Task directions -
Return a copy of every line in the records that includes the word "method".

------ Data provided ------

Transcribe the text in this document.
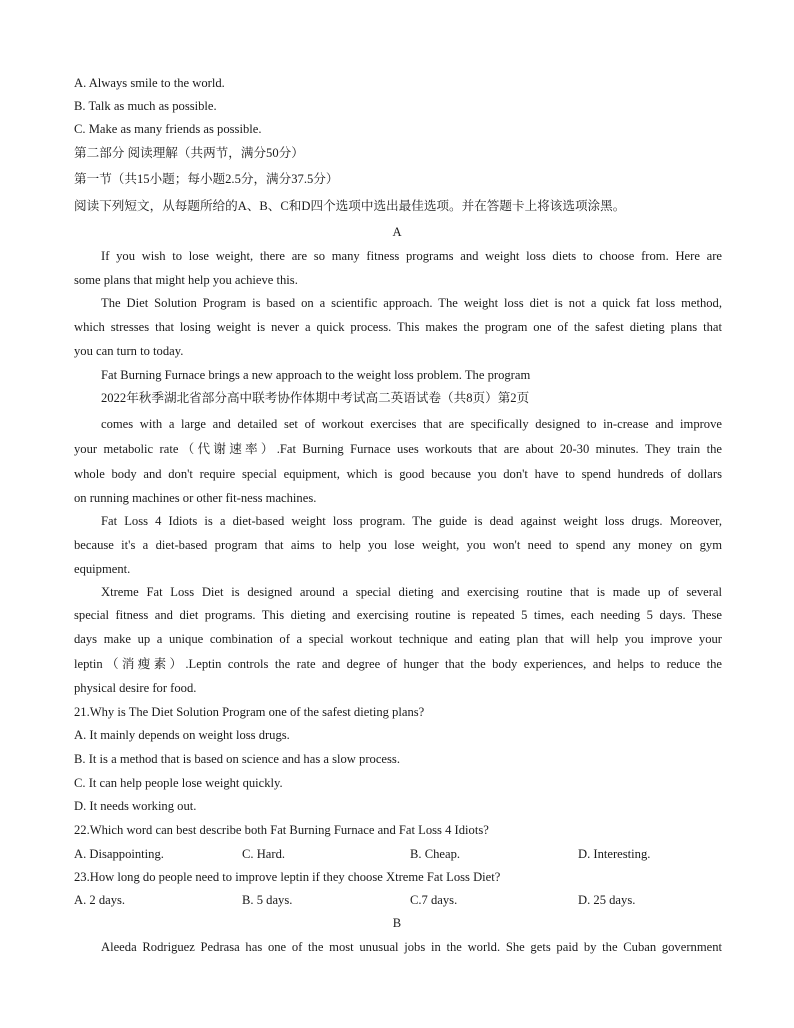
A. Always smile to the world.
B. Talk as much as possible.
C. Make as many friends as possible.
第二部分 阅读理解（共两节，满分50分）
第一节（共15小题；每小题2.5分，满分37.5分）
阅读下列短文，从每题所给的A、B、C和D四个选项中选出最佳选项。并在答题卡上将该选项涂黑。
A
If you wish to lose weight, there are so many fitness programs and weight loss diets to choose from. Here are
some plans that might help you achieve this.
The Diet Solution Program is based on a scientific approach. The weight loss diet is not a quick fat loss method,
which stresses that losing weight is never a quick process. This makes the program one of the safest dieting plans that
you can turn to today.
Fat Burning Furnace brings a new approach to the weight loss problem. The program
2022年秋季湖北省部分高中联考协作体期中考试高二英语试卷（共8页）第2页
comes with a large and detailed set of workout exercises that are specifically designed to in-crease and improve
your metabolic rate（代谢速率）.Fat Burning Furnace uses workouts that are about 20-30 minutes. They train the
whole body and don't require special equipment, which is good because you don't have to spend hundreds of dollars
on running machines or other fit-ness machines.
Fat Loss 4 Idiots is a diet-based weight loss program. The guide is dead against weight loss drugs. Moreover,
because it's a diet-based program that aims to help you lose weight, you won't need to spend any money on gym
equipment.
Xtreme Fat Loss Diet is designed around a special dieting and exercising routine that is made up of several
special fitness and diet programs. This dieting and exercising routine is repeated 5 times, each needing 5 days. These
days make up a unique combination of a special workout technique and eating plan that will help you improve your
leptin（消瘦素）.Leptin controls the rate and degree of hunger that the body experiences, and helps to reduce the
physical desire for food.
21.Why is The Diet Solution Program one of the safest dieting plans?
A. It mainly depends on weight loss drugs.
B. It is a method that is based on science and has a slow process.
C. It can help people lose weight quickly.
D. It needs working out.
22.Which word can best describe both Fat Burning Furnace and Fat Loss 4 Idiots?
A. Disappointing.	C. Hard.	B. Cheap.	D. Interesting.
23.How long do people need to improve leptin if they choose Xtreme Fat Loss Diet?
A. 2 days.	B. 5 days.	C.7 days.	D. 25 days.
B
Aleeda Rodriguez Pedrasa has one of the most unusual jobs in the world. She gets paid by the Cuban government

------
------ Data provided ------

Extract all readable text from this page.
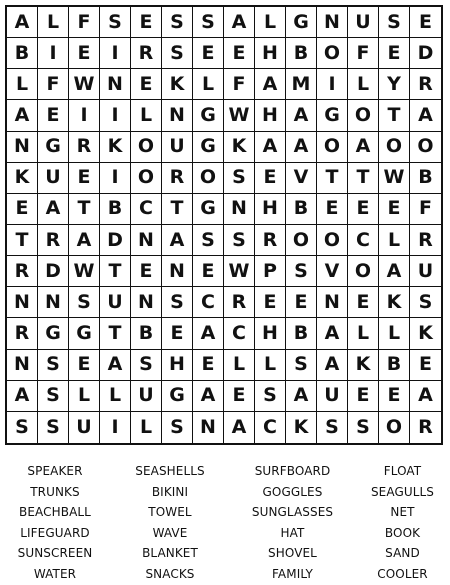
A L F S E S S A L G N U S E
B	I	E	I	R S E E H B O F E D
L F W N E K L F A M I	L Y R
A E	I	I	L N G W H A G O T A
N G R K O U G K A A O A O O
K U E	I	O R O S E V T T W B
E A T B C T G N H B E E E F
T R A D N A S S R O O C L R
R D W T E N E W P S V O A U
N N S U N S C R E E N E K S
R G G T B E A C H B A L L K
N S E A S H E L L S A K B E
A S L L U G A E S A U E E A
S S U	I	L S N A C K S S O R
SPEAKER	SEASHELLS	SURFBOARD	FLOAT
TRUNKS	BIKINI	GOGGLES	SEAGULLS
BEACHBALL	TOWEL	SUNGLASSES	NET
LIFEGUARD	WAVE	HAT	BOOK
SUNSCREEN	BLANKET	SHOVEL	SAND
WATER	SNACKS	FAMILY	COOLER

------

Correct response -
The Diet Solution Program is based on a scientific approach. The weight loss diet is not a quick fat loss method,
B. It is a method that is based on science and has a slow process.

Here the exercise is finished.